• [What this task involves]:
Reproduce verbatim everything in the forum post on marital success from "I've been married" down to "leads to problems.".

# Long Term Marital Success? SEX!



## daveca

I've been married 18 years. My second marriage and my wife's first. 

So, what makes a successful marriage? One word: SEX. 

When someone is getting married and ask if I have any "words of wisdom" I tell them one thing. Keep a small/pocket sized calendar in the night stand and check off every day/night you have sex. When the first major argument/disagreement arises or you feel things are not quite right check the calendar. You'll invariably find the sex decreased and then the arguments/disagreements, the feeling something is not quite right, arose. 

People frequently confuse the correlation between the frequency of sex and problems. It's often said problems lead to a decrease in sex but the truth is a decrease in sex leads to problems.

Whether it's outside interests or too busy at home or just not "in the mood" people think sex is not important. Why have sex if one doesn't feel like it? Nobody died from a lack of sex. While that's true many marriages have died due to a lack of sex. 

When I use the term sex I'm talking about the time one gets in to bed until they get out of bed. The hugs and caresses. The actual physical act. The pillow talk that follows or just holding each other. 

The closeness, both physical and emotional, bonds two people. When a couple go to a restaurant a certain type of conversation takes place. At home, a more private conversation may take place and, in bed, a different type. People open up more as they are closer, physically and emotionally. They have less to hide, both figuratively and literally. 

Lying in each others arms they express their hopes and dreams. Just random thoughts which give them an insight into the other person. And the holding reinforces the idea your partner is there to support you. 

When two people make love they are more inclined to get along. It's just natural and it keeps the dialogue flowing. 

That's my best advice.

(Spatial annotation records)
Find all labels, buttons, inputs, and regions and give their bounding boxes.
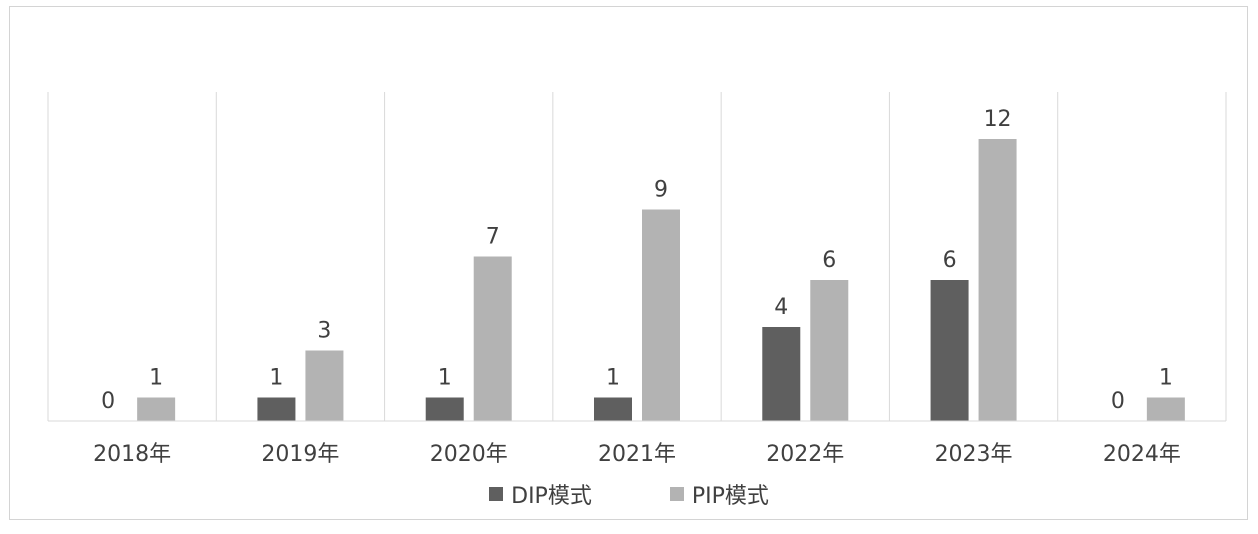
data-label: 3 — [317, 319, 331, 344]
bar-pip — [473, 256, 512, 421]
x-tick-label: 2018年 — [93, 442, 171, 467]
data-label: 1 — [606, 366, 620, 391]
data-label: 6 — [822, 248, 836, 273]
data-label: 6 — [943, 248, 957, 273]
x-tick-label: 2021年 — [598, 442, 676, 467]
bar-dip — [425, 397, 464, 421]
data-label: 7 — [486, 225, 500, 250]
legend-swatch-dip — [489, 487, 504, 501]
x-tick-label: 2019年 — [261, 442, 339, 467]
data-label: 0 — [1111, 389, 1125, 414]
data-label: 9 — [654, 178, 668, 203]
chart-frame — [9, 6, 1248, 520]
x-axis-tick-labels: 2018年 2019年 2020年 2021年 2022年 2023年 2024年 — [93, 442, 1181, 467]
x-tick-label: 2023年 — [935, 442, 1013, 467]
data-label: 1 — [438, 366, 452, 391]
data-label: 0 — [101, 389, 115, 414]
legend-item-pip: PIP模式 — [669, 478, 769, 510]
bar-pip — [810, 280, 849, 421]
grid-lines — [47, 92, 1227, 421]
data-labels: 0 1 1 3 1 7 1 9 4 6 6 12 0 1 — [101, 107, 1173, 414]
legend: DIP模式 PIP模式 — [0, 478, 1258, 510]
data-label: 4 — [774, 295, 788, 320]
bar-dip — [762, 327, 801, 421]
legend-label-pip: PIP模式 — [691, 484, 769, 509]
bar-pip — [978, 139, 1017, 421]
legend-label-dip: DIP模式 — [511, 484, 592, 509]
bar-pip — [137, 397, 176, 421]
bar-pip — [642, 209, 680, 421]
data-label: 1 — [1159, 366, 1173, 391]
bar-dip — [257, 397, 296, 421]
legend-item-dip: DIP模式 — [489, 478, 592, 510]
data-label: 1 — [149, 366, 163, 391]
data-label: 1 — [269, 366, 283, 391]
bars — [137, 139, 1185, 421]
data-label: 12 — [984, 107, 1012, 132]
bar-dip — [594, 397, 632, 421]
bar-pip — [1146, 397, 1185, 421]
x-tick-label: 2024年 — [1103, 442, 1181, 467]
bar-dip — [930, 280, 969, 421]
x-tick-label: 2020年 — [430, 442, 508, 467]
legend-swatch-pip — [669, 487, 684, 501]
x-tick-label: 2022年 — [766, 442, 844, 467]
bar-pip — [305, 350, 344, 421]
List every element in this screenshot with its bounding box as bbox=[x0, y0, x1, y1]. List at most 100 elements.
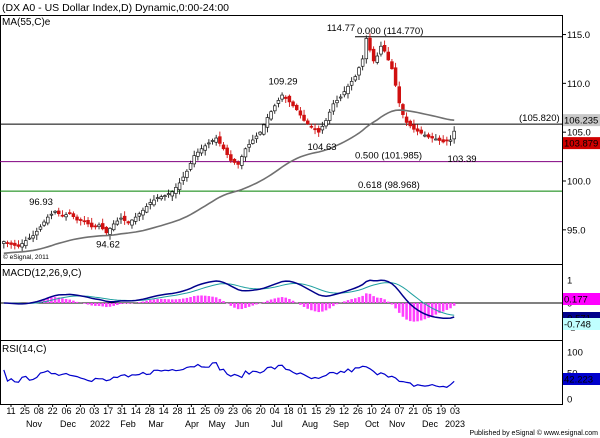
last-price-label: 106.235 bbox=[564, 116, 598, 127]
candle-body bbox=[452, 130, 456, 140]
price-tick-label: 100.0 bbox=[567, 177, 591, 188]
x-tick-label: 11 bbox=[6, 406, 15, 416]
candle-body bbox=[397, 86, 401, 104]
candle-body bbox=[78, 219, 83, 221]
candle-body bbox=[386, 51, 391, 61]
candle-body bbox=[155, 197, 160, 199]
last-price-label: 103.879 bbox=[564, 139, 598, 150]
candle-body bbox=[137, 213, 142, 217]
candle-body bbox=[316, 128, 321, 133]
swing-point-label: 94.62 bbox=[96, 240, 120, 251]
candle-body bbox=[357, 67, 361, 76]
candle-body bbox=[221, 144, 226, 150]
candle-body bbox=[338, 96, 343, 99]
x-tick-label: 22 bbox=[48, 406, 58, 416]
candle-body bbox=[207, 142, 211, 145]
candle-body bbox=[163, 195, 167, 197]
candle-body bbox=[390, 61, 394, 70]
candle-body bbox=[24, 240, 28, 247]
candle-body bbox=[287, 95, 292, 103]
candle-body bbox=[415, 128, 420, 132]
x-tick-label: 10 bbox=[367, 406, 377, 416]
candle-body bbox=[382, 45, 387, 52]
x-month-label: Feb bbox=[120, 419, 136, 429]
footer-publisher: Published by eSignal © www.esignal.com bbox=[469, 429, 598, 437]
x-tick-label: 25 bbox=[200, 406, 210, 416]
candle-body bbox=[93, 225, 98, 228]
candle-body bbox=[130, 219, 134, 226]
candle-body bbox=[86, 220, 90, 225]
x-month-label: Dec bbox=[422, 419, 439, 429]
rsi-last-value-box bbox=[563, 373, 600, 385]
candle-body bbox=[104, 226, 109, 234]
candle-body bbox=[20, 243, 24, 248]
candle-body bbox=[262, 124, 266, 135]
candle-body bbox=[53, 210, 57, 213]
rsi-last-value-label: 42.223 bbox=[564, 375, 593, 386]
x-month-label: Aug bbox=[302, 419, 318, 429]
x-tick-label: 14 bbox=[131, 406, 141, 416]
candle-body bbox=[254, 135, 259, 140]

• [Complete output]:
I've been married 18 years. My second marriage and my wife's first. 

So, what makes a successful marriage? One word: SEX. 

When someone is getting married and ask if I have any "words of wisdom" I tell them one thing. Keep a small/pocket sized calendar in the night stand and check off every day/night you have sex. When the first major argument/disagreement arises or you feel things are not quite right check the calendar. You'll invariably find the sex decreased and then the arguments/disagreements, the feeling something is not quite right, arose. 

People frequently confuse the correlation between the frequency of sex and problems. It's often said problems lead to a decrease in sex but the truth is a decrease in sex leads to problems.